▸ **EXERCISE**: Below are the records. Gather each line that holds "detail".

Collection entries
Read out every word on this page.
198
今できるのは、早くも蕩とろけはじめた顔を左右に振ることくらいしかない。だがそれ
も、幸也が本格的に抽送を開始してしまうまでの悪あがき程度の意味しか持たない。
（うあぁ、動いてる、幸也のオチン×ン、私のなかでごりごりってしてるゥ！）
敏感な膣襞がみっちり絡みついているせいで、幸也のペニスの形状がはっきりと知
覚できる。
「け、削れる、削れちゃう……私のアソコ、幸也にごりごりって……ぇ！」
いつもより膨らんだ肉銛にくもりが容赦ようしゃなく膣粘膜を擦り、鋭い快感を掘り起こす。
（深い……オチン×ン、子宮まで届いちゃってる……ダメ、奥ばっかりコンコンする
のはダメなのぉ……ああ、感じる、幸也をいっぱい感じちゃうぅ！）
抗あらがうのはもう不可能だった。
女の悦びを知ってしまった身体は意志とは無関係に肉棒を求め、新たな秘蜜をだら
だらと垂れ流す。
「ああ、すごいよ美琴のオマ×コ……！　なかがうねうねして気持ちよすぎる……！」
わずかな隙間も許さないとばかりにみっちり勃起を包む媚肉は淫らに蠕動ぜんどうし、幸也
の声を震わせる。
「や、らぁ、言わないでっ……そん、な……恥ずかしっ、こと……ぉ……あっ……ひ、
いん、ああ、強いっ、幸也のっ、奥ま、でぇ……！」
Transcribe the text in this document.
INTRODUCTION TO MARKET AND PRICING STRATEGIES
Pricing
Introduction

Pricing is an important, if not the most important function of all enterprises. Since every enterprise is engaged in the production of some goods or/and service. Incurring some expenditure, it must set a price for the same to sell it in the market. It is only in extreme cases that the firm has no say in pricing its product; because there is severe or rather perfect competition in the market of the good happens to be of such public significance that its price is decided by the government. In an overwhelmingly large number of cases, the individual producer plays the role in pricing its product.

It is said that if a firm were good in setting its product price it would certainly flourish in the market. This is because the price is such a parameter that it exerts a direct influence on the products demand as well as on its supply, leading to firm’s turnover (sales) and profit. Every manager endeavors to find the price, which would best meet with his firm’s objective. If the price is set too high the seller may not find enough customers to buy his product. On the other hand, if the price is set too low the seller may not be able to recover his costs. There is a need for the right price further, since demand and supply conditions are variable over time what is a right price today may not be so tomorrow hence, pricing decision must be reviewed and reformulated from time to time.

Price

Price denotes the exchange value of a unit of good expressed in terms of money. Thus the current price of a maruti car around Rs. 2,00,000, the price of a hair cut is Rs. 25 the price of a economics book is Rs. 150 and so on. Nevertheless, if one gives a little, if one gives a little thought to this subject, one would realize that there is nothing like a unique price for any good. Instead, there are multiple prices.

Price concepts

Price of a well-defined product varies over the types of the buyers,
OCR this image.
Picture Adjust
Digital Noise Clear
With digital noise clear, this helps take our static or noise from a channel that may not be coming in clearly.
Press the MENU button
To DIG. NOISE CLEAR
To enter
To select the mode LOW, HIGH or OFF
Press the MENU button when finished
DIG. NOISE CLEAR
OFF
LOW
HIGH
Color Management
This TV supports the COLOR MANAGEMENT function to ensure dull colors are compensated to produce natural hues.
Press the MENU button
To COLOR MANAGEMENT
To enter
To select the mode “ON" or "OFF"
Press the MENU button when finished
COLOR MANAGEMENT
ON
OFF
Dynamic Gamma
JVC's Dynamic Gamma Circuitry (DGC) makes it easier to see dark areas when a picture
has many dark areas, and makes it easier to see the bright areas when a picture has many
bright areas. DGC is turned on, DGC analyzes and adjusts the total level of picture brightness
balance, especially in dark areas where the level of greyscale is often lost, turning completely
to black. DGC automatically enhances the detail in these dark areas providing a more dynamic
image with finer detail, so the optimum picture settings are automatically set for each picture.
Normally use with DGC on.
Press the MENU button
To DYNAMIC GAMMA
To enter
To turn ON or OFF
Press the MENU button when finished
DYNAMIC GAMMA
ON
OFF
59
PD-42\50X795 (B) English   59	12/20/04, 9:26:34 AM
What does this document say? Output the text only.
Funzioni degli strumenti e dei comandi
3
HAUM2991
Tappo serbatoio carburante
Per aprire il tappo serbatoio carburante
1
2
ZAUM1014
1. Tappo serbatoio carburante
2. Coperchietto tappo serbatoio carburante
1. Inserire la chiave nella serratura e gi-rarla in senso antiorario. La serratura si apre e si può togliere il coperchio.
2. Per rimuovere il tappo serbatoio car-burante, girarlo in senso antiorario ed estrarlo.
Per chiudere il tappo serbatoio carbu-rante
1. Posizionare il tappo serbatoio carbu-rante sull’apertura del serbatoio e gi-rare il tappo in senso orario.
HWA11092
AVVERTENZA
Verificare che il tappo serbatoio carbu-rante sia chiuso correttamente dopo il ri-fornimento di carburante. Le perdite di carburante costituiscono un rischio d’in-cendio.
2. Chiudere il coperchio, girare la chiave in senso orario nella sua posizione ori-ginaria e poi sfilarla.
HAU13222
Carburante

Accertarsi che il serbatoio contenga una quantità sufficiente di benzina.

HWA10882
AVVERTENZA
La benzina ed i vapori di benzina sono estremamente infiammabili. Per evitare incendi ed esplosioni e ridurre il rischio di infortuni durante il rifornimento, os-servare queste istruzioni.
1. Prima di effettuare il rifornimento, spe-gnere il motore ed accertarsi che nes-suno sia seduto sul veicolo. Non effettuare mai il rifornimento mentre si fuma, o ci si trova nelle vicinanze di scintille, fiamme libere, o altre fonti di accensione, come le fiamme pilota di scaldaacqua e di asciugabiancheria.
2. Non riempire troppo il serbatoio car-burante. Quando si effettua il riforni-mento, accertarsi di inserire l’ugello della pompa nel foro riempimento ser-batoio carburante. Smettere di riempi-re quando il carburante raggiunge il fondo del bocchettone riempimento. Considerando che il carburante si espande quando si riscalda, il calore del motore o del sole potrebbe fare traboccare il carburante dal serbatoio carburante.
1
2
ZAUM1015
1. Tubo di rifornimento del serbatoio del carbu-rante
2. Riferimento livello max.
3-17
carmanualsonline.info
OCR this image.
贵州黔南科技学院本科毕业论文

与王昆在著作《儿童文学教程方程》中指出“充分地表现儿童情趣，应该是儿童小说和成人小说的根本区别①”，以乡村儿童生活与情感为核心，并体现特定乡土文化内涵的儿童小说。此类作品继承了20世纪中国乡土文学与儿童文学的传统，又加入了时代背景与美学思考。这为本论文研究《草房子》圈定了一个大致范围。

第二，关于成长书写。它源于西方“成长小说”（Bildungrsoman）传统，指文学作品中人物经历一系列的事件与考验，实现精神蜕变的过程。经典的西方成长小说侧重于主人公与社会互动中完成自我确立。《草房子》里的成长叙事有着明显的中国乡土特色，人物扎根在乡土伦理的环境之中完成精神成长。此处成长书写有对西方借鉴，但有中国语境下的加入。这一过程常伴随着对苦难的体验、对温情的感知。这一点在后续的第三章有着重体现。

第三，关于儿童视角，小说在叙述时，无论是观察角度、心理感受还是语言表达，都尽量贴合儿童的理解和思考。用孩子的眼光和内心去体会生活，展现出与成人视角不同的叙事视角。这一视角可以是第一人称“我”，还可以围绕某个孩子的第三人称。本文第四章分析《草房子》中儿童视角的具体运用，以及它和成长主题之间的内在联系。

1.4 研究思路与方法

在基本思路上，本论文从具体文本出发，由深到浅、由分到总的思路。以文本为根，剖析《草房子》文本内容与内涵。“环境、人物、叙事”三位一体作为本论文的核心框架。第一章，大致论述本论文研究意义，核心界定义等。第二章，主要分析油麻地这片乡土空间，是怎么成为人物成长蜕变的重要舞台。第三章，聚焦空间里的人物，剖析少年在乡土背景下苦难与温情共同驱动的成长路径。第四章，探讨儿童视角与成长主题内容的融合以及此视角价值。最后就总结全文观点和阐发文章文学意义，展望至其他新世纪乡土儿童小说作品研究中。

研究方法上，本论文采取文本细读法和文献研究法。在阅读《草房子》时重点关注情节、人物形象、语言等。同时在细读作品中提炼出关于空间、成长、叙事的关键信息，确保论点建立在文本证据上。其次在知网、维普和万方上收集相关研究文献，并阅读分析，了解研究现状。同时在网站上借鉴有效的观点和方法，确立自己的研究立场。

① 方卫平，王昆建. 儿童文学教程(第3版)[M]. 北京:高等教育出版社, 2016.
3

▸ **CORRECT OUTPUT**:
to black. DGC automatically enhances the detail in these dark areas providing a more dynamic
image with finer detail, so the optimum picture settings are automatically set for each picture.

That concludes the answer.